> Do this
Reproduce the records that follow in full, excluding any picture they contain.

> Records to use
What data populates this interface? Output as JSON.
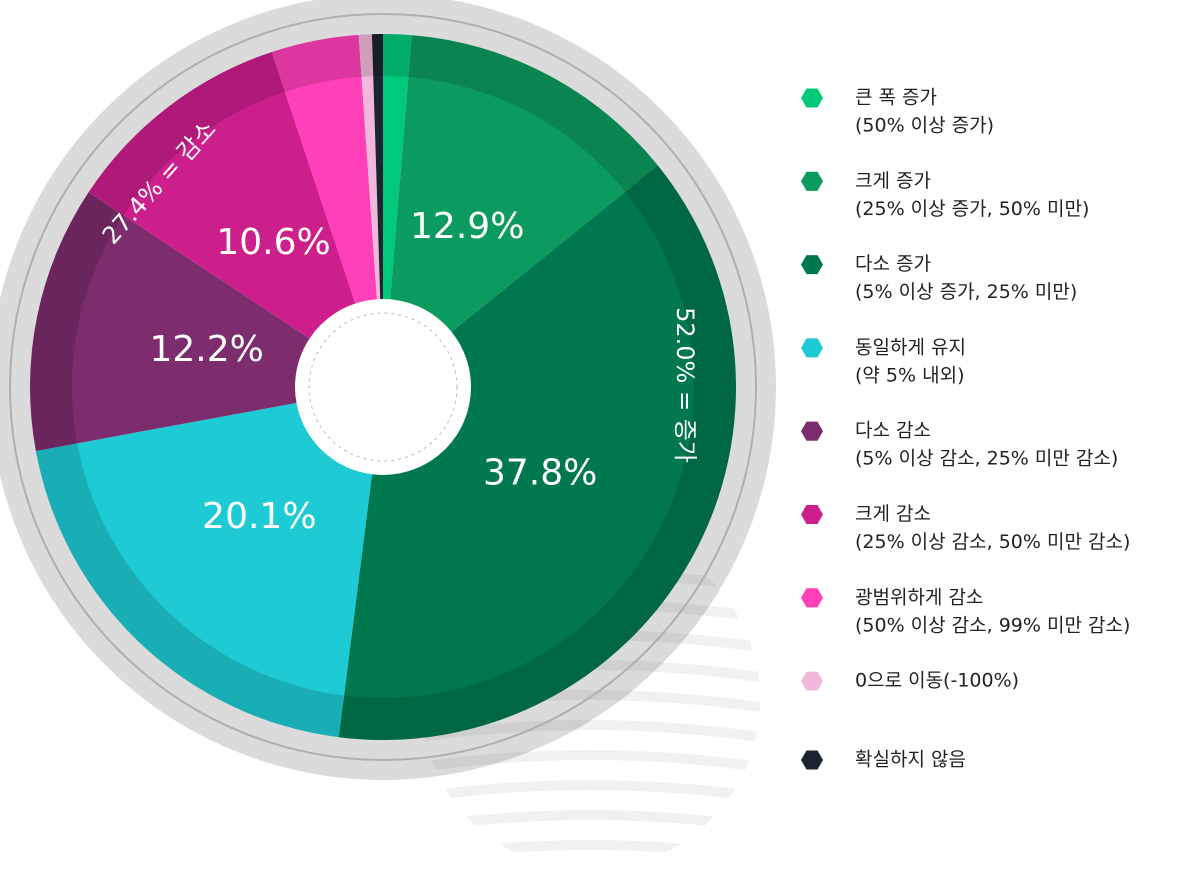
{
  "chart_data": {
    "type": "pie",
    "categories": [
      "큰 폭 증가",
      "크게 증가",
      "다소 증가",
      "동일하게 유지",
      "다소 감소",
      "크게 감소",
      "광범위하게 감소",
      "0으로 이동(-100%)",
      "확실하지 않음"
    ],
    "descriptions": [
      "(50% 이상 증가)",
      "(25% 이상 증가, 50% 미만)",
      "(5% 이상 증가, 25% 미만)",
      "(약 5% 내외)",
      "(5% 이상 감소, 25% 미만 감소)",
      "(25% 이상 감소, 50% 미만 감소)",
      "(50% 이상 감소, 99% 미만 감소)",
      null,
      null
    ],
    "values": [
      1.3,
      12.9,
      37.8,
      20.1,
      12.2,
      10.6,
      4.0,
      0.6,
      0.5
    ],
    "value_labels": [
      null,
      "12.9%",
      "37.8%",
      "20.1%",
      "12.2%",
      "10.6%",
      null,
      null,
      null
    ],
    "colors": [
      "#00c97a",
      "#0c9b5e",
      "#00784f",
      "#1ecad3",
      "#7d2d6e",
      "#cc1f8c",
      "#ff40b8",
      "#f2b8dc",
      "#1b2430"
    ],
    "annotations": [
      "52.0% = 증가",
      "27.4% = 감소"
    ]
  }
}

> Exercise answer
What data populates this interface? Output as JSON.
{
  "chart_data": {
    "type": "pie",
    "categories": [
      "큰 폭 증가",
      "크게 증가",
      "다소 증가",
      "동일하게 유지",
      "다소 감소",
      "크게 감소",
      "광범위하게 감소",
      "0으로 이동(-100%)",
      "확실하지 않음"
    ],
    "descriptions": [
      "(50% 이상 증가)",
      "(25% 이상 증가, 50% 미만)",
      "(5% 이상 증가, 25% 미만)",
      "(약 5% 내외)",
      "(5% 이상 감소, 25% 미만 감소)",
      "(25% 이상 감소, 50% 미만 감소)",
      "(50% 이상 감소, 99% 미만 감소)",
      null,
      null
    ],
    "values": [
      1.3,
      12.9,
      37.8,
      20.1,
      12.2,
      10.6,
      4.0,
      0.6,
      0.5
    ],
    "value_labels": [
      null,
      "12.9%",
      "37.8%",
      "20.1%",
      "12.2%",
      "10.6%",
      null,
      null,
      null
    ],
    "colors": [
      "#00c97a",
      "#0c9b5e",
      "#00784f",
      "#1ecad3",
      "#7d2d6e",
      "#cc1f8c",
      "#ff40b8",
      "#f2b8dc",
      "#1b2430"
    ],
    "annotations": [
      "52.0% = 증가",
      "27.4% = 감소"
    ]
  }
}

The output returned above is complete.